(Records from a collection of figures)
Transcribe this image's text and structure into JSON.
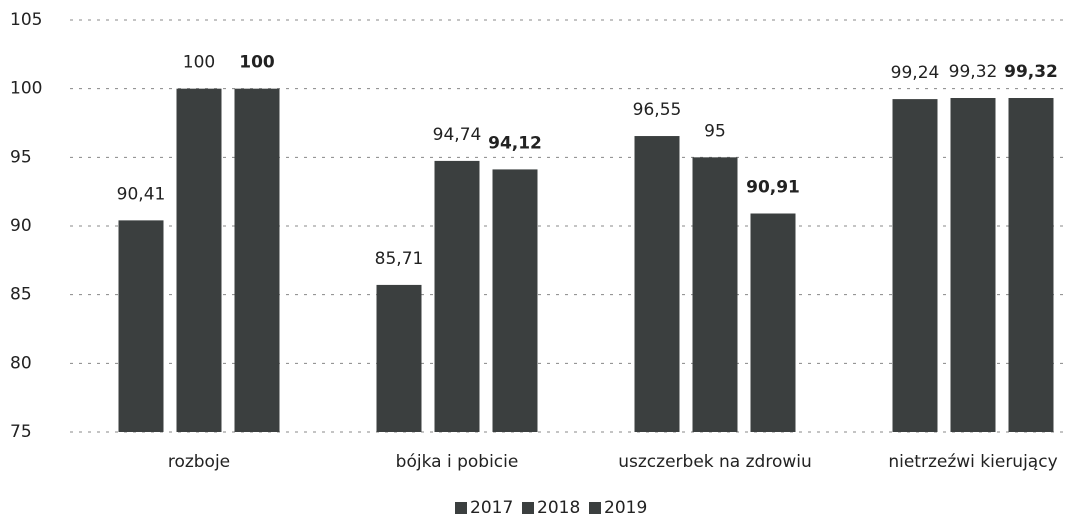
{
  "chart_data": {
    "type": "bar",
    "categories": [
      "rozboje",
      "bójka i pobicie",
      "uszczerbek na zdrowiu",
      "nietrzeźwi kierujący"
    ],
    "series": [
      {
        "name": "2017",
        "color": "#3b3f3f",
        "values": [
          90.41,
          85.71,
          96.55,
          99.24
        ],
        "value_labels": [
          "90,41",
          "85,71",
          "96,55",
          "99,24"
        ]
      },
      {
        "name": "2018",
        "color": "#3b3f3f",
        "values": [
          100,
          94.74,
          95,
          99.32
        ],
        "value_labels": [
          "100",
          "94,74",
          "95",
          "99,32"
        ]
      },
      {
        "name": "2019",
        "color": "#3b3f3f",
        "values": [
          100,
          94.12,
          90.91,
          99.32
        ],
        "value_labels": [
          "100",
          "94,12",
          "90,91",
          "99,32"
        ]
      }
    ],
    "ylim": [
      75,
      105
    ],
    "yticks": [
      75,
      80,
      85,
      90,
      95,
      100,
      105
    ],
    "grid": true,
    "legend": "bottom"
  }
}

→ **WHAT YOU SHOULD DO**
Set the data above down again exactly as given, with no pictures.

→ **WRITTEN SOLUTION**
Transcribe this image's text and structure into JSON.
{
  "chart_data": {
    "type": "bar",
    "categories": [
      "rozboje",
      "bójka i pobicie",
      "uszczerbek na zdrowiu",
      "nietrzeźwi kierujący"
    ],
    "series": [
      {
        "name": "2017",
        "color": "#3b3f3f",
        "values": [
          90.41,
          85.71,
          96.55,
          99.24
        ],
        "value_labels": [
          "90,41",
          "85,71",
          "96,55",
          "99,24"
        ]
      },
      {
        "name": "2018",
        "color": "#3b3f3f",
        "values": [
          100,
          94.74,
          95,
          99.32
        ],
        "value_labels": [
          "100",
          "94,74",
          "95",
          "99,32"
        ]
      },
      {
        "name": "2019",
        "color": "#3b3f3f",
        "values": [
          100,
          94.12,
          90.91,
          99.32
        ],
        "value_labels": [
          "100",
          "94,12",
          "90,91",
          "99,32"
        ]
      }
    ],
    "ylim": [
      75,
      105
    ],
    "yticks": [
      75,
      80,
      85,
      90,
      95,
      100,
      105
    ],
    "grid": true,
    "legend": "bottom"
  }
}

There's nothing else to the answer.